Begin

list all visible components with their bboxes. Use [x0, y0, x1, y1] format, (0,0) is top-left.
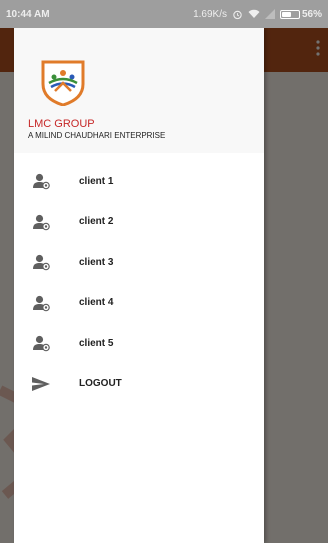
drawer-menu: client 1 client 2 client 3 client 4 clie… — [14, 153, 264, 404]
menu-item-label: client 2 — [79, 216, 114, 228]
status-bar: 10:44 AM 1.69K/s 56% — [0, 0, 328, 28]
brand-name: LMC GROUP — [28, 118, 95, 130]
send-icon — [32, 375, 50, 393]
menu-item-client-1[interactable]: client 1 — [14, 161, 264, 202]
network-speed: 1.69K/s — [193, 8, 227, 20]
client-user-icon — [32, 334, 50, 352]
menu-item-client-3[interactable]: client 3 — [14, 242, 264, 283]
menu-item-label: client 5 — [79, 337, 114, 349]
client-user-icon — [32, 172, 50, 190]
menu-item-label: client 3 — [79, 256, 114, 268]
menu-item-client-4[interactable]: client 4 — [14, 283, 264, 324]
battery-icon — [279, 9, 300, 19]
status-time: 10:44 AM — [6, 8, 50, 20]
client-user-icon — [32, 213, 50, 231]
menu-item-label: client 1 — [79, 175, 114, 187]
alarm-icon — [233, 10, 242, 19]
menu-item-logout[interactable]: LOGOUT — [14, 364, 264, 405]
menu-item-label: LOGOUT — [79, 378, 122, 390]
navigation-drawer: LMC GROUP A MILIND CHAUDHARI ENTERPRISE … — [14, 28, 264, 543]
lmc-logo-icon — [41, 60, 85, 106]
drawer-header: LMC GROUP A MILIND CHAUDHARI ENTERPRISE — [14, 28, 264, 153]
client-user-icon — [32, 294, 50, 312]
signal-icon — [264, 9, 275, 19]
battery-percent: 56% — [301, 8, 322, 20]
menu-item-client-5[interactable]: client 5 — [14, 323, 264, 364]
menu-item-label: client 4 — [79, 297, 114, 309]
menu-item-client-2[interactable]: client 2 — [14, 202, 264, 243]
wifi-icon — [248, 9, 260, 18]
client-user-icon — [32, 253, 50, 271]
brand-tagline: A MILIND CHAUDHARI ENTERPRISE — [28, 131, 166, 140]
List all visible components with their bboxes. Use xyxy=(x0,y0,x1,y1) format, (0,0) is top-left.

End

= What to work on =
Render the rows above as a numbered list, dropping any blank lines and leaving out the pictures.

= Output of the task =
1. list all visible components with their bboxes. Use [x0, y0, x1, y1] format, (0,0) is top-left.
2. drawer-menu: client 1 client 2 client 3 client 4 clie… — [14, 153, 264, 404]
3. menu-item-label: client 2 — [79, 216, 114, 228]
4. status-bar: 10:44 AM 1.69K/s 56% — [0, 0, 328, 28]
5. brand-name: LMC GROUP — [28, 118, 95, 130]
6. send-icon — [32, 375, 50, 393]
7. menu-item-client-1[interactable]: client 1 — [14, 161, 264, 202]
8. network-speed: 1.69K/s — [193, 8, 227, 20]
9. client-user-icon — [32, 334, 50, 352]
10. menu-item-client-3[interactable]: client 3 — [14, 242, 264, 283]
11. menu-item-label: client 5 — [79, 337, 114, 349]
12. client-user-icon — [32, 172, 50, 190]
13. menu-item-label: client 3 — [79, 256, 114, 268]
14. menu-item-client-4[interactable]: client 4 — [14, 283, 264, 324]
15. battery-icon — [279, 9, 300, 19]
16. status-time: 10:44 AM — [6, 8, 50, 20]
17. client-user-icon — [32, 213, 50, 231]
18. menu-item-label: client 1 — [79, 175, 114, 187]
19. alarm-icon — [233, 10, 242, 19]
20. menu-item-logout[interactable]: LOGOUT — [14, 364, 264, 405]
21. menu-item-label: LOGOUT — [79, 378, 122, 390]
22. navigation-drawer: LMC GROUP A MILIND CHAUDHARI ENTERPRISE … — [14, 28, 264, 543]
23. lmc-logo-icon — [41, 60, 85, 106]
24. drawer-header: LMC GROUP A MILIND CHAUDHARI ENTERPRISE — [14, 28, 264, 153]
25. client-user-icon — [32, 294, 50, 312]
26. signal-icon — [264, 9, 275, 19]
27. battery-percent: 56% — [301, 8, 322, 20]
28. menu-item-client-5[interactable]: client 5 — [14, 323, 264, 364]
29. menu-item-label: client 4 — [79, 297, 114, 309]
30. menu-item-client-2[interactable]: client 2 — [14, 202, 264, 243]
31. wifi-icon — [248, 9, 260, 18]
32. client-user-icon — [32, 253, 50, 271]
33. brand-tagline: A MILIND CHAUDHARI ENTERPRISE — [28, 131, 166, 140]
34. List all visible components with their bboxes. Use xyxy=(x0,y0,x1,y1) format, (0,0) is top-left.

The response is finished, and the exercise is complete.